**SHORT EXERCISE**
Select every line below containing the word "Performed".

**WORKING DATA**
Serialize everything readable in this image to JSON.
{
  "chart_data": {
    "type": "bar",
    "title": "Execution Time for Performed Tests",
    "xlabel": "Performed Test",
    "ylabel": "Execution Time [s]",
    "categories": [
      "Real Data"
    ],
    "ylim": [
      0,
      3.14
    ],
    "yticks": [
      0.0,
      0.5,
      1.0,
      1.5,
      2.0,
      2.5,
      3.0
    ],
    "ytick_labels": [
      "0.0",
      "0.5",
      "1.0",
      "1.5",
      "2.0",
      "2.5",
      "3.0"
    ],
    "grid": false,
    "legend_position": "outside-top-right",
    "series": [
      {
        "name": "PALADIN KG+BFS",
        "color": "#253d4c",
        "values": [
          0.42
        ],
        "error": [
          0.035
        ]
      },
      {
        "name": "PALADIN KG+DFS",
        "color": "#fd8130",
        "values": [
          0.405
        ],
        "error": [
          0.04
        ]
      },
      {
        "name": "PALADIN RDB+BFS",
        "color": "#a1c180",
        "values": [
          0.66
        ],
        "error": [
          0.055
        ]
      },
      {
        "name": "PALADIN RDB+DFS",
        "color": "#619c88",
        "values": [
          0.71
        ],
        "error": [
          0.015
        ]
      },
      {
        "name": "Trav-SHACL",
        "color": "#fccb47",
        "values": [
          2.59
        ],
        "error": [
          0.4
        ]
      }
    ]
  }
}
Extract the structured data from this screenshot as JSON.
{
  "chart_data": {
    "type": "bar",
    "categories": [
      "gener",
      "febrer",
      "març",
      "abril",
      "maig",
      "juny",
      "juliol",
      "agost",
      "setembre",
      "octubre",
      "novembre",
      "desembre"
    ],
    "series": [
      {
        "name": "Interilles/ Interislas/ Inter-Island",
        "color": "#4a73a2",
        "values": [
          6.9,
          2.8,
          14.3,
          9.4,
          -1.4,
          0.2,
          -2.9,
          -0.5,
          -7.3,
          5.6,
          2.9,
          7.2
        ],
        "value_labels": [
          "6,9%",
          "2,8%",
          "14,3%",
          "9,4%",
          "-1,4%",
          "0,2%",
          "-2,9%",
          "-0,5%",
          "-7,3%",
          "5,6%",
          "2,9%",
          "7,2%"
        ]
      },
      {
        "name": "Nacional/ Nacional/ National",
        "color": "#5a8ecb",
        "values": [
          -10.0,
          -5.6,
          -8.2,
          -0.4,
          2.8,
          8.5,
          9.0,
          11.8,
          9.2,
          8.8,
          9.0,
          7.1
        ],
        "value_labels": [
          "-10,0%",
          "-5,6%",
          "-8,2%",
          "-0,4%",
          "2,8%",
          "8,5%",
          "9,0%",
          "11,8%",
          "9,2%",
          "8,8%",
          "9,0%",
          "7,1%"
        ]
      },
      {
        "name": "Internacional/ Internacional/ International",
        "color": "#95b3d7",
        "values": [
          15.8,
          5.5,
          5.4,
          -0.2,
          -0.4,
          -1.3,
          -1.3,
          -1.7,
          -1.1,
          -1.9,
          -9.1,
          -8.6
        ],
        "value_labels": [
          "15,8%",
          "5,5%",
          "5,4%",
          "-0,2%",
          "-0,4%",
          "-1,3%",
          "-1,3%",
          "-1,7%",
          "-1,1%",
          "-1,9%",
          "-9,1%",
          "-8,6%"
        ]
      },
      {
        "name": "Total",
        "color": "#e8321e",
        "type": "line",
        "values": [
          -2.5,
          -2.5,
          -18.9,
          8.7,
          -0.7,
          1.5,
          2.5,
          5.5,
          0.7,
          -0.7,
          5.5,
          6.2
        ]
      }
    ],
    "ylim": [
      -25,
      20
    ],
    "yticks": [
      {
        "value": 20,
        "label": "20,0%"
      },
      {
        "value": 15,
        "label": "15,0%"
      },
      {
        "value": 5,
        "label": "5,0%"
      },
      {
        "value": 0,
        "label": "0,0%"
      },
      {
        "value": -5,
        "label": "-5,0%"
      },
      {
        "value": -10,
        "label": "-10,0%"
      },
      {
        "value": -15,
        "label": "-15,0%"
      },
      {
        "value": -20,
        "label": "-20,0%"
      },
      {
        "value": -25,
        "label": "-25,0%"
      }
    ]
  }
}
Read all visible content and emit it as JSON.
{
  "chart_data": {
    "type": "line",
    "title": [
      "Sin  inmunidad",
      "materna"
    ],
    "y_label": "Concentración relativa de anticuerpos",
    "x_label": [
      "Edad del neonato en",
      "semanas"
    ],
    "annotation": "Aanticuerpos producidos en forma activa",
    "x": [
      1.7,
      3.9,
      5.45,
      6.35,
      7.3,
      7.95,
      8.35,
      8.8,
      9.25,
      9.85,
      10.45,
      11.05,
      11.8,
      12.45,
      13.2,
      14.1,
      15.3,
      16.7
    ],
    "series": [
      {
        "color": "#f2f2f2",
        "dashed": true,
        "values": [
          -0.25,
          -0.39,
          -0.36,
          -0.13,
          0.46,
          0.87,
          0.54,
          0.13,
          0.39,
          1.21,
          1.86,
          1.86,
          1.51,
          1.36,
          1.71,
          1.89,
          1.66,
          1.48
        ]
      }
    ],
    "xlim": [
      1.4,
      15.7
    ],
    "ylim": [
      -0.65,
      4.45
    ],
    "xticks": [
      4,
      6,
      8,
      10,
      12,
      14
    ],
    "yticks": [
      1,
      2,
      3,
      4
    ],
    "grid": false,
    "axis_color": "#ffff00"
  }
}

**EXERCISE RESULT**
    "title": "Execution Time for Performed Tests",
    "xlabel": "Performed Test",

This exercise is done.